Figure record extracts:
>>>>>

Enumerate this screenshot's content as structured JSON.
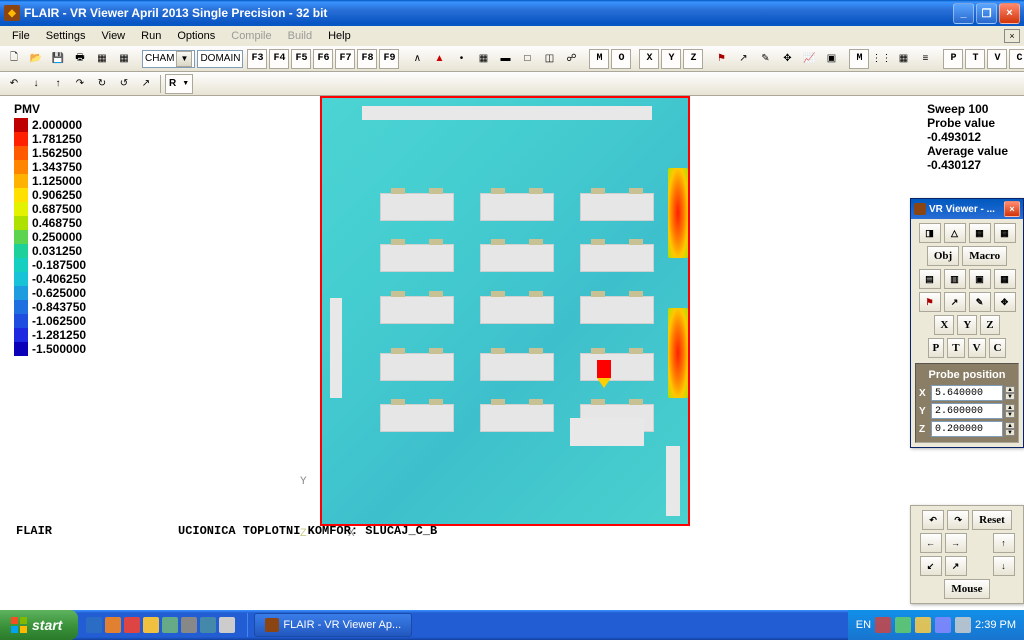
{
  "window": {
    "title": "FLAIR - VR Viewer April 2013 Single Precision - 32 bit"
  },
  "menu": {
    "items": [
      "File",
      "Settings",
      "View",
      "Run",
      "Options",
      "Compile",
      "Build",
      "Help"
    ],
    "disabled": [
      5,
      6
    ]
  },
  "toolbar1": {
    "combo1": "CHAM",
    "combo2": "DOMAIN",
    "fkeys": [
      "F3",
      "F4",
      "F5",
      "F6",
      "F7",
      "F8",
      "F9"
    ],
    "letters1": [
      "M",
      "O"
    ],
    "letters2": [
      "X",
      "Y",
      "Z"
    ],
    "letters3": [
      "M"
    ],
    "letters4": [
      "P",
      "T",
      "V",
      "C"
    ]
  },
  "toolbar2": {
    "r_label": "R"
  },
  "legend": {
    "title": "PMV",
    "items": [
      {
        "c": "#bf0000",
        "v": "2.000000"
      },
      {
        "c": "#ff2100",
        "v": "1.781250"
      },
      {
        "c": "#ff5a00",
        "v": "1.562500"
      },
      {
        "c": "#ff8400",
        "v": "1.343750"
      },
      {
        "c": "#ffb300",
        "v": "1.125000"
      },
      {
        "c": "#ffe000",
        "v": "0.906250"
      },
      {
        "c": "#e3f200",
        "v": "0.687500"
      },
      {
        "c": "#aee000",
        "v": "0.468750"
      },
      {
        "c": "#5cd44f",
        "v": "0.250000"
      },
      {
        "c": "#1ed19a",
        "v": "0.031250"
      },
      {
        "c": "#15cfc0",
        "v": "-0.187500"
      },
      {
        "c": "#18c3d8",
        "v": "-0.406250"
      },
      {
        "c": "#1e9ce0",
        "v": "-0.625000"
      },
      {
        "c": "#1e70e0",
        "v": "-0.843750"
      },
      {
        "c": "#1e4de0",
        "v": "-1.062500"
      },
      {
        "c": "#1e28e0",
        "v": "-1.281250"
      },
      {
        "c": "#0b00b7",
        "v": "-1.500000"
      }
    ]
  },
  "info": {
    "sweep": "Sweep 100",
    "probe_lbl": "Probe value",
    "probe_val": "-0.493012",
    "avg_lbl": "Average value",
    "avg_val": "-0.430127"
  },
  "labels": {
    "flair": "FLAIR",
    "subtitle": "UCIONICA TOPLOTNI KOMFOR:  SLUCAJ_C_B"
  },
  "vr": {
    "title": "VR Viewer - ...",
    "obj": "Obj",
    "macro": "Macro",
    "xyz": [
      "X",
      "Y",
      "Z"
    ],
    "ptvc": [
      "P",
      "T",
      "V",
      "C"
    ],
    "probe_pos": "Probe position",
    "pos": {
      "X": "5.640000",
      "Y": "2.600000",
      "Z": "0.200000"
    },
    "reset": "Reset",
    "mouse": "Mouse"
  },
  "taskbar": {
    "start": "start",
    "task1": "FLAIR - VR Viewer Ap...",
    "lang": "EN",
    "time": "2:39 PM"
  }
}
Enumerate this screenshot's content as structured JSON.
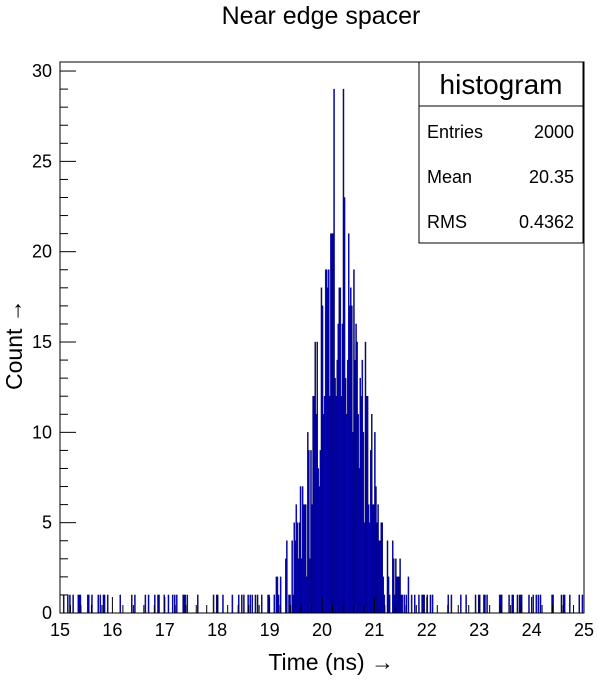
{
  "chart_data": {
    "type": "bar",
    "title": "Near edge spacer",
    "xlabel": "Time (ns) →",
    "ylabel": "Count →",
    "xlim": [
      15,
      25
    ],
    "ylim": [
      0,
      30.5
    ],
    "x_ticks": [
      "15",
      "16",
      "17",
      "18",
      "19",
      "20",
      "21",
      "22",
      "23",
      "24",
      "25"
    ],
    "y_ticks": [
      "0",
      "5",
      "10",
      "15",
      "20",
      "25",
      "30"
    ],
    "bin_width": 0.02,
    "color": "#0000ff",
    "grid": false,
    "legend": "top-right",
    "stats_box": {
      "title": "histogram",
      "rows": [
        {
          "label": "Entries",
          "value": "2000"
        },
        {
          "label": "Mean",
          "value": "20.35"
        },
        {
          "label": "RMS",
          "value": "0.4362"
        }
      ]
    },
    "distribution": {
      "mean": 20.35,
      "rms": 0.4362,
      "entries": 2000,
      "peak": 29
    }
  }
}
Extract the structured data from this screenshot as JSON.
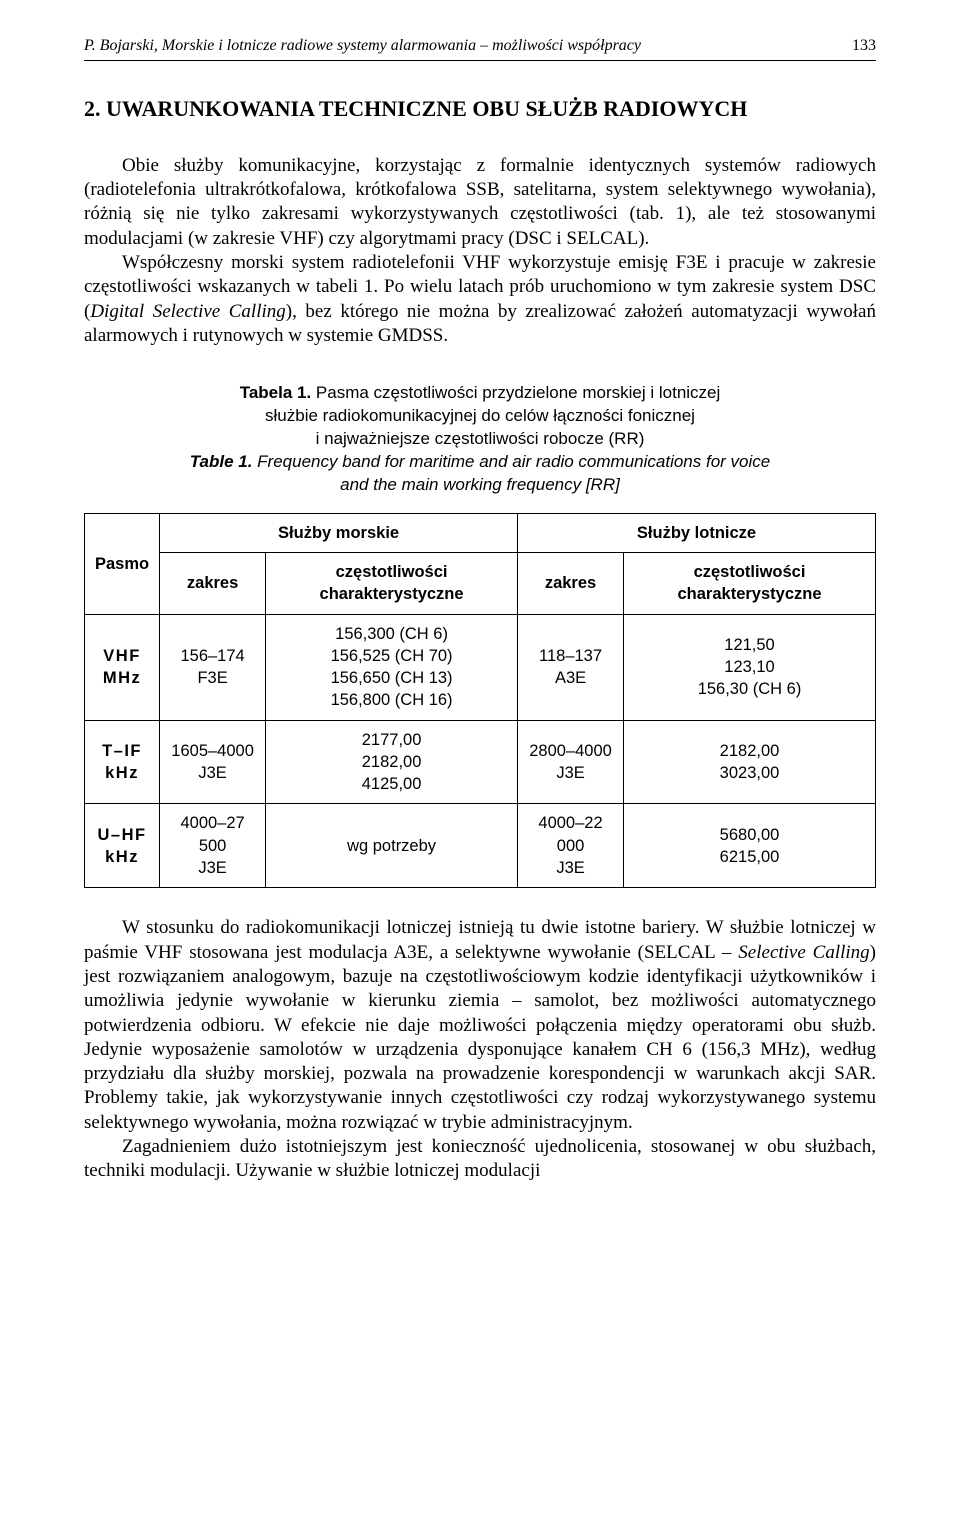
{
  "running_head": {
    "title": "P. Bojarski, Morskie i lotnicze radiowe systemy alarmowania – możliwości współpracy",
    "page_number": "133"
  },
  "section_title": "2. UWARUNKOWANIA TECHNICZNE OBU SŁUŻB RADIOWYCH",
  "paragraph_1": "Obie służby komunikacyjne, korzystając z formalnie identycznych systemów radiowych (radiotelefonia ultrakrótkofalowa, krótkofalowa SSB, satelitarna, system selektywnego wywołania), różnią się nie tylko zakresami wykorzystywanych częstotliwości (tab. 1), ale też stosowanymi modulacjami (w zakresie VHF) czy algorytmami pracy (DSC i SELCAL).",
  "paragraph_2a": "Współczesny morski system radiotelefonii VHF wykorzystuje emisję F3E i pracuje w zakresie częstotliwości wskazanych w tabeli 1. Po wielu latach prób uruchomiono w tym zakresie system DSC (",
  "paragraph_2_term": "Digital Selective Calling",
  "paragraph_2b": "), bez którego nie można by zrealizować założeń automatyzacji wywołań alarmowych i rutynowych w systemie GMDSS.",
  "caption": {
    "line1_bold": "Tabela 1.",
    "line1_rest": " Pasma częstotliwości przydzielone morskiej i lotniczej",
    "line2": "służbie radiokomunikacyjnej do celów łączności fonicznej",
    "line3": "i najważniejsze częstotliwości robocze (RR)",
    "line4_bold": "Table 1.",
    "line4_rest": " Frequency band for maritime and air radio communications for voice",
    "line5": "and the main working frequency [RR]"
  },
  "table": {
    "head": {
      "pasmo": "Pasmo",
      "marine": "Służby morskie",
      "air": "Służby lotnicze",
      "zakres": "zakres",
      "charfreq": "częstotliwości charakterystyczne"
    },
    "rows": [
      {
        "label_line1": "VHF",
        "label_line2": "MHz",
        "marine_zakres_l1": "156–174",
        "marine_zakres_l2": "F3E",
        "marine_char_l1": "156,300 (CH 6)",
        "marine_char_l2": "156,525 (CH 70)",
        "marine_char_l3": "156,650 (CH 13)",
        "marine_char_l4": "156,800 (CH 16)",
        "air_zakres_l1": "118–137",
        "air_zakres_l2": "A3E",
        "air_char_l1": "121,50",
        "air_char_l2": "123,10",
        "air_char_l3": "156,30 (CH 6)"
      },
      {
        "label_line1": "T–IF",
        "label_line2": "kHz",
        "marine_zakres_l1": "1605–4000",
        "marine_zakres_l2": "J3E",
        "marine_char_l1": "2177,00",
        "marine_char_l2": "2182,00",
        "marine_char_l3": "4125,00",
        "air_zakres_l1": "2800–4000",
        "air_zakres_l2": "J3E",
        "air_char_l1": "2182,00",
        "air_char_l2": "3023,00"
      },
      {
        "label_line1": "U–HF",
        "label_line2": "kHz",
        "marine_zakres_l1": "4000–27 500",
        "marine_zakres_l2": "J3E",
        "marine_char_l1": "wg potrzeby",
        "air_zakres_l1": "4000–22 000",
        "air_zakres_l2": "J3E",
        "air_char_l1": "5680,00",
        "air_char_l2": "6215,00"
      }
    ]
  },
  "paragraph_3a": "W stosunku do radiokomunikacji lotniczej istnieją tu dwie istotne bariery. W służbie lotniczej w paśmie VHF stosowana jest modulacja A3E, a selektywne wywołanie (SELCAL – ",
  "paragraph_3_term": "Selective Calling",
  "paragraph_3b": ") jest rozwiązaniem analogowym, bazuje na częstotliwościowym kodzie identyfikacji użytkowników i umożliwia jedynie wywołanie w kierunku ziemia – samolot, bez możliwości automatycznego potwierdzenia odbioru. W efekcie nie daje możliwości połączenia między operatorami obu służb. Jedynie wyposażenie samolotów w urządzenia dysponujące kanałem CH 6 (156,3 MHz), według przydziału dla służby morskiej, pozwala na prowadzenie korespondencji w warunkach akcji SAR. Problemy takie, jak wykorzystywanie innych częstotliwości czy rodzaj wykorzystywanego systemu selektywnego wywołania, można rozwiązać w trybie administracyjnym.",
  "paragraph_4": "Zagadnieniem dużo istotniejszym jest konieczność ujednolicenia, stosowanej w obu służbach, techniki modulacji. Używanie w służbie lotniczej modulacji"
}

<<<<<

- _WHAT THE TASK ASKS_: Scan the material line by line and report each one that contains "Viewer".

- _ANSWER IN FULL_:
    "title": "FLAIR - VR Viewer April 2013 Single Precision - 32 bit"
    "title": "VR Viewer - ...",
    "task1": "FLAIR - VR Viewer Ap...",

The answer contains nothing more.